-- Start --

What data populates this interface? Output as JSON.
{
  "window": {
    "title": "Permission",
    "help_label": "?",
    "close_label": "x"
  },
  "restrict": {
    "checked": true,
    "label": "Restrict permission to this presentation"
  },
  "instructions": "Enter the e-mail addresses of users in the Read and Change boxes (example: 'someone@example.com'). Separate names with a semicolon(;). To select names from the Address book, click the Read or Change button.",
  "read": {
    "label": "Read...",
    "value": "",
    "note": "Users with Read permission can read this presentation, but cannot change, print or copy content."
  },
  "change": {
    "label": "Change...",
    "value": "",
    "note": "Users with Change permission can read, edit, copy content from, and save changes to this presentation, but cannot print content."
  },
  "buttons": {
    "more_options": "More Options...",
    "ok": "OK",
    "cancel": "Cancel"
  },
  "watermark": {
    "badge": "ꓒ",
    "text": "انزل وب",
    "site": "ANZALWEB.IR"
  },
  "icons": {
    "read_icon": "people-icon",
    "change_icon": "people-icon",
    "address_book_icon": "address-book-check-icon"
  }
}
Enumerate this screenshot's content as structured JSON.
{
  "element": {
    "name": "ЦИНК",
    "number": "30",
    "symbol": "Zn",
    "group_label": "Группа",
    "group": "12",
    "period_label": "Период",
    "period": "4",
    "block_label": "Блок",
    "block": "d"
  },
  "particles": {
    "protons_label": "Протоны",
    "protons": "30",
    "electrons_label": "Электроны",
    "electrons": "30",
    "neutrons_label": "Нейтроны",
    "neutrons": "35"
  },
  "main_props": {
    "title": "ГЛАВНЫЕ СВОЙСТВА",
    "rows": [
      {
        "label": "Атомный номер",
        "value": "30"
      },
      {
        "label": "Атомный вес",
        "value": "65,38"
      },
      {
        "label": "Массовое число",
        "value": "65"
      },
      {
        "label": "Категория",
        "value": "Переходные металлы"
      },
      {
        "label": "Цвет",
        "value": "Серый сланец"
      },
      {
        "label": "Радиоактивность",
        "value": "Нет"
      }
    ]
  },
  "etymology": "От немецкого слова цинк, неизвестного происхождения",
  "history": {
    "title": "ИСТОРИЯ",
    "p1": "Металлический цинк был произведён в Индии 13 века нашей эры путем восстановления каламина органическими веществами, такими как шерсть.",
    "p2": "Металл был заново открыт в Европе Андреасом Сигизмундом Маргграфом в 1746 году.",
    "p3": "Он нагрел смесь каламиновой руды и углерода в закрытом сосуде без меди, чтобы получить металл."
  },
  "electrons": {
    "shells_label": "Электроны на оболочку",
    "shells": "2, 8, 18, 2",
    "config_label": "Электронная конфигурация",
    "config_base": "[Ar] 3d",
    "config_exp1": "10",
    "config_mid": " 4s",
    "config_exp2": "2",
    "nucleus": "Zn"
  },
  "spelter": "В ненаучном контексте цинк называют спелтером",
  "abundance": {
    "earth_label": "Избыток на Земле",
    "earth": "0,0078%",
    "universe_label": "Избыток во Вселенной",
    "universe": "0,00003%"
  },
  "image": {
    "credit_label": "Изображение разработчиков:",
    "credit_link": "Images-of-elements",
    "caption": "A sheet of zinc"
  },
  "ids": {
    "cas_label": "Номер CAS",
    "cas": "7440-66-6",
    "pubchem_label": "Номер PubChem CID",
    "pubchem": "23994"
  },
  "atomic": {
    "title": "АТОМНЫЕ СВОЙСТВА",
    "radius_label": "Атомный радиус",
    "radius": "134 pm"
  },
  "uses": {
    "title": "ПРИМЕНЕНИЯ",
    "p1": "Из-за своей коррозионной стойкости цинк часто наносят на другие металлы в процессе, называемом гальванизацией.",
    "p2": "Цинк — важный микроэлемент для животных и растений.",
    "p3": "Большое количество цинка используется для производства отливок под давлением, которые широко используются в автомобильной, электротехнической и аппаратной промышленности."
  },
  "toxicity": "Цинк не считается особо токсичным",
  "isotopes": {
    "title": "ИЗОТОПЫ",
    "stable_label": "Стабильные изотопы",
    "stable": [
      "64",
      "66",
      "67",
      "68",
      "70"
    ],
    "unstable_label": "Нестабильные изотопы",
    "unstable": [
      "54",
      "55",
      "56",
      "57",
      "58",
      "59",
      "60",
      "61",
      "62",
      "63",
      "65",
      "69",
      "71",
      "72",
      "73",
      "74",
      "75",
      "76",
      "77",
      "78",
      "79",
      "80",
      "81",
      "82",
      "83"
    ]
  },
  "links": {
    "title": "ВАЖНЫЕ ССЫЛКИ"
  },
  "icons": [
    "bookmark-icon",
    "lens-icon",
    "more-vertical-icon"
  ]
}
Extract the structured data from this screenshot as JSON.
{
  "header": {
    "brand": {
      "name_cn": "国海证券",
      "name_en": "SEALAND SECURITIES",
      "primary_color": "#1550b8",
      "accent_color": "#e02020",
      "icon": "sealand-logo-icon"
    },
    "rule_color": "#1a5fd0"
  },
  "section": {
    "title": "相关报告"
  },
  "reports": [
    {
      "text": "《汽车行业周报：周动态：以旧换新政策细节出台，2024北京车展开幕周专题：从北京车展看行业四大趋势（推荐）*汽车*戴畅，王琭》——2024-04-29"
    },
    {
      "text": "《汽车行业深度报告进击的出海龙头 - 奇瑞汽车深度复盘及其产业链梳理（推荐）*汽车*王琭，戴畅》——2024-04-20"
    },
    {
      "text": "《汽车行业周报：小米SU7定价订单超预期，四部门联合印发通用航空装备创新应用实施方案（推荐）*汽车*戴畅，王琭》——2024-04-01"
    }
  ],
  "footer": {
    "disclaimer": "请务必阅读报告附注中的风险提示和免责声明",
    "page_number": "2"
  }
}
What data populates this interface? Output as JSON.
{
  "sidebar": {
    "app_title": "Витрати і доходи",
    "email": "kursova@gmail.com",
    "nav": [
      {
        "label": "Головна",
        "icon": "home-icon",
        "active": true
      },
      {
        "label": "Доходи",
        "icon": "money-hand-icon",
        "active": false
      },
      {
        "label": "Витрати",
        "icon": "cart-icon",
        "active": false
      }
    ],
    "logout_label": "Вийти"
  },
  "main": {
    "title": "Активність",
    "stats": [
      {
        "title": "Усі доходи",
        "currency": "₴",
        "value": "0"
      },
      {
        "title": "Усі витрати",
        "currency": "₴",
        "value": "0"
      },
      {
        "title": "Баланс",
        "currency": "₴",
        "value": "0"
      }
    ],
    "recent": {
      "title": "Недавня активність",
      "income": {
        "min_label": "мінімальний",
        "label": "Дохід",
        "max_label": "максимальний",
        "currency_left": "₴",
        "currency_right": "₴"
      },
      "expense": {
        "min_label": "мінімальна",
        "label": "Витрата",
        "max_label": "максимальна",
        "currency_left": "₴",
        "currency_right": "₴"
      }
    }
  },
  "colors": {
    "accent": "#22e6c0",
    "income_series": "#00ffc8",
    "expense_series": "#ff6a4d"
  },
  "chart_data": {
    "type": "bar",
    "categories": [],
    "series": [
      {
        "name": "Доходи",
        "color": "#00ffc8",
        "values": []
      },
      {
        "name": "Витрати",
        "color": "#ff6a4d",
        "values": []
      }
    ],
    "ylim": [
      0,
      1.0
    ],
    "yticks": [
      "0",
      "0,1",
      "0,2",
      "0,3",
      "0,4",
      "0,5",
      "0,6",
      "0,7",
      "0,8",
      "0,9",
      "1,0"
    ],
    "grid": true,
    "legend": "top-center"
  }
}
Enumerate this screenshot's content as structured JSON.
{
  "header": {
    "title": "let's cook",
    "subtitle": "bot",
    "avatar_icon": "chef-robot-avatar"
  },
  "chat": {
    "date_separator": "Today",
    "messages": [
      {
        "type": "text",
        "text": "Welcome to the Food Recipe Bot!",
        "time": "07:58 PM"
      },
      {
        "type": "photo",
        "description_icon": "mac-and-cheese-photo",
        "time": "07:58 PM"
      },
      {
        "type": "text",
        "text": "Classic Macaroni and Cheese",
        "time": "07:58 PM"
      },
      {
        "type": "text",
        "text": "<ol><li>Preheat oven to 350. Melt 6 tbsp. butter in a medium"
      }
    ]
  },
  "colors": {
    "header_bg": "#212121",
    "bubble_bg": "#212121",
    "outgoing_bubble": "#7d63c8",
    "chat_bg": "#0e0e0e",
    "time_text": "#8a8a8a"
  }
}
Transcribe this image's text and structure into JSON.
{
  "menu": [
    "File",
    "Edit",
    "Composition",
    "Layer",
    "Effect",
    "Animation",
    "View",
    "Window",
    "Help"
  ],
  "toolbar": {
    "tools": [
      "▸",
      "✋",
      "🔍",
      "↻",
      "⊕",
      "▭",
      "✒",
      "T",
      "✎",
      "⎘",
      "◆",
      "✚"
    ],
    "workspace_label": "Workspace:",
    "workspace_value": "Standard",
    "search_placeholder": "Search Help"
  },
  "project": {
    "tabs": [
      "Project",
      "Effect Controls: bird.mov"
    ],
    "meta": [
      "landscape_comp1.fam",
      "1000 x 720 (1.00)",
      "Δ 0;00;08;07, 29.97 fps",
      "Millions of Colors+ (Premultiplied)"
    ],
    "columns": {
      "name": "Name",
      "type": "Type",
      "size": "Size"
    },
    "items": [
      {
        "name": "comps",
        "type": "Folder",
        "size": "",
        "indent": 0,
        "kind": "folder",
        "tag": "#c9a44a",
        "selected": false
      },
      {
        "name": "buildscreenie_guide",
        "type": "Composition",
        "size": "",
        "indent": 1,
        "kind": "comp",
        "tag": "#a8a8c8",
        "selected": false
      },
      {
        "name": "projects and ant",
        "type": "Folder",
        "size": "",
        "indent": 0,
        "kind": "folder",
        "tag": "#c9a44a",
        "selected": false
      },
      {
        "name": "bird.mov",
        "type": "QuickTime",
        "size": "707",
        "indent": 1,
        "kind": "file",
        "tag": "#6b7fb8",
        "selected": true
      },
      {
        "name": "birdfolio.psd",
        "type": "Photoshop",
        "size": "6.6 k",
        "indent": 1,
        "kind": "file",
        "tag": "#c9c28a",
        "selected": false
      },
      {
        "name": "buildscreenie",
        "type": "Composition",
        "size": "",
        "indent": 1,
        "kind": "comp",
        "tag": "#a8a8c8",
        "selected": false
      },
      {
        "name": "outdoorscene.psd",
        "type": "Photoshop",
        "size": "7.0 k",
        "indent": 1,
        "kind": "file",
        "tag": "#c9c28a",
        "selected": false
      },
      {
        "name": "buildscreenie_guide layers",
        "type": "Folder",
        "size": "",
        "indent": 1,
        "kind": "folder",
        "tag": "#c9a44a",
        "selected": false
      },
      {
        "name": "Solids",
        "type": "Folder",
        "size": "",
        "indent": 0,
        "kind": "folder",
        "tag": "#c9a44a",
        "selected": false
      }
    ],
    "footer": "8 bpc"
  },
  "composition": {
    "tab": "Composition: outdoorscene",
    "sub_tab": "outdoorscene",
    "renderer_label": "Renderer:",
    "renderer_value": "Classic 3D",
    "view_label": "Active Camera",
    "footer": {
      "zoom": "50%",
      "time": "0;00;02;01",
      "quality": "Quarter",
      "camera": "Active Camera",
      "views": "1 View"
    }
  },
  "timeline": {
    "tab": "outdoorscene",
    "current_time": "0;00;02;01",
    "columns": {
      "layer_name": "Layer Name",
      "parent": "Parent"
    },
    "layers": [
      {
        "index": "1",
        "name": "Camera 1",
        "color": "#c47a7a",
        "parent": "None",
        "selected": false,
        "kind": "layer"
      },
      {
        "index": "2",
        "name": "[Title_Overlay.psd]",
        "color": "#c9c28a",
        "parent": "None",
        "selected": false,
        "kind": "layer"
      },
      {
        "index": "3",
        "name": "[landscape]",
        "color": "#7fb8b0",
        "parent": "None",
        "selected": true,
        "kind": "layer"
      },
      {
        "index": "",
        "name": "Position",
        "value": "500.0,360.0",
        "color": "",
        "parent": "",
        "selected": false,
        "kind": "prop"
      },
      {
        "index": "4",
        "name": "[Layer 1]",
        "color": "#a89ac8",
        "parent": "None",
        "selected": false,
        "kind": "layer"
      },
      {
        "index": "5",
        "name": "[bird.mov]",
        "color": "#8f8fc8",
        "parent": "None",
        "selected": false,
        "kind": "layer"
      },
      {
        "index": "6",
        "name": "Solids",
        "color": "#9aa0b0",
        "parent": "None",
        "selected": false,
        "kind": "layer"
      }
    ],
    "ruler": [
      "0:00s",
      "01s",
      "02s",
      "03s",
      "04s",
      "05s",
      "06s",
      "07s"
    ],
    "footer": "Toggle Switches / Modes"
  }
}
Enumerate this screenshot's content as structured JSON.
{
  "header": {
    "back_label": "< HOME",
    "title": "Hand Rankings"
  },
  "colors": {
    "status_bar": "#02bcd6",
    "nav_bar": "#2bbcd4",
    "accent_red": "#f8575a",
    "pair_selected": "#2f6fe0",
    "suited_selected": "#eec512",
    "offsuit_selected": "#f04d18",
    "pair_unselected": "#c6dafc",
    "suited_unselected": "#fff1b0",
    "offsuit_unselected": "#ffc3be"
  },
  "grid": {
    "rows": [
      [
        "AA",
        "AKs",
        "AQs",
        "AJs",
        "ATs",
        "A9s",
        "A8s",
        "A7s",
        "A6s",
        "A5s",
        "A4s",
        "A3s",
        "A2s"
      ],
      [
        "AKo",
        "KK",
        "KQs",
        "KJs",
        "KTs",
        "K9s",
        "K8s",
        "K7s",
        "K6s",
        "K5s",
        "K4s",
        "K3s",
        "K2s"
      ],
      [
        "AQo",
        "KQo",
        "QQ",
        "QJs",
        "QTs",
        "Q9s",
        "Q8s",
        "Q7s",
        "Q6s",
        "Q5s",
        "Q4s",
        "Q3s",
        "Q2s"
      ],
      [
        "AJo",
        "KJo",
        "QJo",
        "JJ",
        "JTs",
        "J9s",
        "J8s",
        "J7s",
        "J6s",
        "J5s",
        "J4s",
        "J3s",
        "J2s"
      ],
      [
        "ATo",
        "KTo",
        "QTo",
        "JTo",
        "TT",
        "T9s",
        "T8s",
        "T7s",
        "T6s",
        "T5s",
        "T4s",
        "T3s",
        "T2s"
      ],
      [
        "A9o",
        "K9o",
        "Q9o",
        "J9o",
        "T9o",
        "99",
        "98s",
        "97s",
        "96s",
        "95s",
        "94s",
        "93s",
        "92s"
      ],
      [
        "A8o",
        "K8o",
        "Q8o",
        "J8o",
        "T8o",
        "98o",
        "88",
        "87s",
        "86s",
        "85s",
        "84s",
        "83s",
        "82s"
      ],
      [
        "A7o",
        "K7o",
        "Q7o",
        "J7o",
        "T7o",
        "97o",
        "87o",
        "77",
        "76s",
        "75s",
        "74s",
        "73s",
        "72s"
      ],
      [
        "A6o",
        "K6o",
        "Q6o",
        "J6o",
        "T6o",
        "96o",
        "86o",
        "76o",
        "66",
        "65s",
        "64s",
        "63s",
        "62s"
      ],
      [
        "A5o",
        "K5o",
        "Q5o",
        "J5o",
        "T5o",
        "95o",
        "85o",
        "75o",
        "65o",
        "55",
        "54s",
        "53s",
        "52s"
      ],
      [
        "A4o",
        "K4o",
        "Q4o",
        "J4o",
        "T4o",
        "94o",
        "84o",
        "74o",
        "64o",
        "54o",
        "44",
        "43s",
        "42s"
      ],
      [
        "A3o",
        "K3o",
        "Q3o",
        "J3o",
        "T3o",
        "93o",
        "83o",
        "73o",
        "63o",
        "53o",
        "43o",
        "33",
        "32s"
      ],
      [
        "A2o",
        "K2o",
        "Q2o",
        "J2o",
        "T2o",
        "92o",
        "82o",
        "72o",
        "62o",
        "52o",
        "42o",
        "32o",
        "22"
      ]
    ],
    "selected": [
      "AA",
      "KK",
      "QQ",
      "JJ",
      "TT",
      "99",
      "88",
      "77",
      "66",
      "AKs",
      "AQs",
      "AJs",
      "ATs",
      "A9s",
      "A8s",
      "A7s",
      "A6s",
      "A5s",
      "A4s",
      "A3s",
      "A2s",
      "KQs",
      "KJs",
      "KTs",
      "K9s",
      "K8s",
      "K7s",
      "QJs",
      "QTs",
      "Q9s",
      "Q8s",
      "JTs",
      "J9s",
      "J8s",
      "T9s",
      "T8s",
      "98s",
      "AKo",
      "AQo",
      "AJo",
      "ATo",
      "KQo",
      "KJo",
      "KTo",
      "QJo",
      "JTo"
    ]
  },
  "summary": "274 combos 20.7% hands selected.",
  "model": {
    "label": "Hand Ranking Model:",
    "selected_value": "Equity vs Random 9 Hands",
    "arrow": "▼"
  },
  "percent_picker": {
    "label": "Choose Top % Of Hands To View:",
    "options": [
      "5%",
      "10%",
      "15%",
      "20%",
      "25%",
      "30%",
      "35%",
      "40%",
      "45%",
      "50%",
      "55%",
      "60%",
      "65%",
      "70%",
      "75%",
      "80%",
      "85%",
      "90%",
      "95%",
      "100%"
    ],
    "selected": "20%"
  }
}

-- End --

_What you have to do_:
Check each line of the data above for the string "presentation" and report only how many lines have it.

_Complete answer_:
3